▶ **WHAT IS REQUIRED**
Can you print every record below exactly as written?
-------------------------
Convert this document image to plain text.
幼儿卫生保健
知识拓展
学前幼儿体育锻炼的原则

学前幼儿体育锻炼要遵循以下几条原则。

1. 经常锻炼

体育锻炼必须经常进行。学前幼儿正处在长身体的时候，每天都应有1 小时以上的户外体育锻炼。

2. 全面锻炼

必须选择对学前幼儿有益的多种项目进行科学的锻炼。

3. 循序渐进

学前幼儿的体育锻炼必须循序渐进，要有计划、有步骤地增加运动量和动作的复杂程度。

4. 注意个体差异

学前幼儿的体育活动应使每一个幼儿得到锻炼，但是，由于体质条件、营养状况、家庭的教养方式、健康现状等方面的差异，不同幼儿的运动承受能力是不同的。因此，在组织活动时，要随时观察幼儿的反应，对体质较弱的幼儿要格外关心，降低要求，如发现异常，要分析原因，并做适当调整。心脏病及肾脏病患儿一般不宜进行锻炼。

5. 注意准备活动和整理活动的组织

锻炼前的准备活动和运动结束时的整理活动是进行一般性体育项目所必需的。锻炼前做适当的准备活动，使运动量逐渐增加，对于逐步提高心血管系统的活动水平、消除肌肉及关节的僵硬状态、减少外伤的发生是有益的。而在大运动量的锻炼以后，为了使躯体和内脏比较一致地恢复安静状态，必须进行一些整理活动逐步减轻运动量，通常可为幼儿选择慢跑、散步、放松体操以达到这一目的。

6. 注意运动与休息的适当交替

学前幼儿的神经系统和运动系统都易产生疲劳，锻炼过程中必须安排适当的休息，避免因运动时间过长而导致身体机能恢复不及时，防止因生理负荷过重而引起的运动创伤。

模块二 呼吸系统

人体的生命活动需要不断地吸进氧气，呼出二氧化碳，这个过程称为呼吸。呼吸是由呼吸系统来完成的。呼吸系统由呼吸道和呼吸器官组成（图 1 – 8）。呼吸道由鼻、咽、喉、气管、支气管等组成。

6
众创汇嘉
-------------------------
▶ **PROBLEM SOLUTION**
Convert this document image to plain text.
幼儿卫生保健
知识拓展
学前幼儿体育锻炼的原则

学前幼儿体育锻炼要遵循以下几条原则。

1. 经常锻炼

体育锻炼必须经常进行。学前幼儿正处在长身体的时候，每天都应有1 小时以上的户外体育锻炼。

2. 全面锻炼

必须选择对学前幼儿有益的多种项目进行科学的锻炼。

3. 循序渐进

学前幼儿的体育锻炼必须循序渐进，要有计划、有步骤地增加运动量和动作的复杂程度。

4. 注意个体差异

学前幼儿的体育活动应使每一个幼儿得到锻炼，但是，由于体质条件、营养状况、家庭的教养方式、健康现状等方面的差异，不同幼儿的运动承受能力是不同的。因此，在组织活动时，要随时观察幼儿的反应，对体质较弱的幼儿要格外关心，降低要求，如发现异常，要分析原因，并做适当调整。心脏病及肾脏病患儿一般不宜进行锻炼。

5. 注意准备活动和整理活动的组织

锻炼前的准备活动和运动结束时的整理活动是进行一般性体育项目所必需的。锻炼前做适当的准备活动，使运动量逐渐增加，对于逐步提高心血管系统的活动水平、消除肌肉及关节的僵硬状态、减少外伤的发生是有益的。而在大运动量的锻炼以后，为了使躯体和内脏比较一致地恢复安静状态，必须进行一些整理活动逐步减轻运动量，通常可为幼儿选择慢跑、散步、放松体操以达到这一目的。

6. 注意运动与休息的适当交替

学前幼儿的神经系统和运动系统都易产生疲劳，锻炼过程中必须安排适当的休息，避免因运动时间过长而导致身体机能恢复不及时，防止因生理负荷过重而引起的运动创伤。

模块二 呼吸系统

人体的生命活动需要不断地吸进氧气，呼出二氧化碳，这个过程称为呼吸。呼吸是由呼吸系统来完成的。呼吸系统由呼吸道和呼吸器官组成（图 1 – 8）。呼吸道由鼻、咽、喉、气管、支气管等组成。

6
众创汇嘉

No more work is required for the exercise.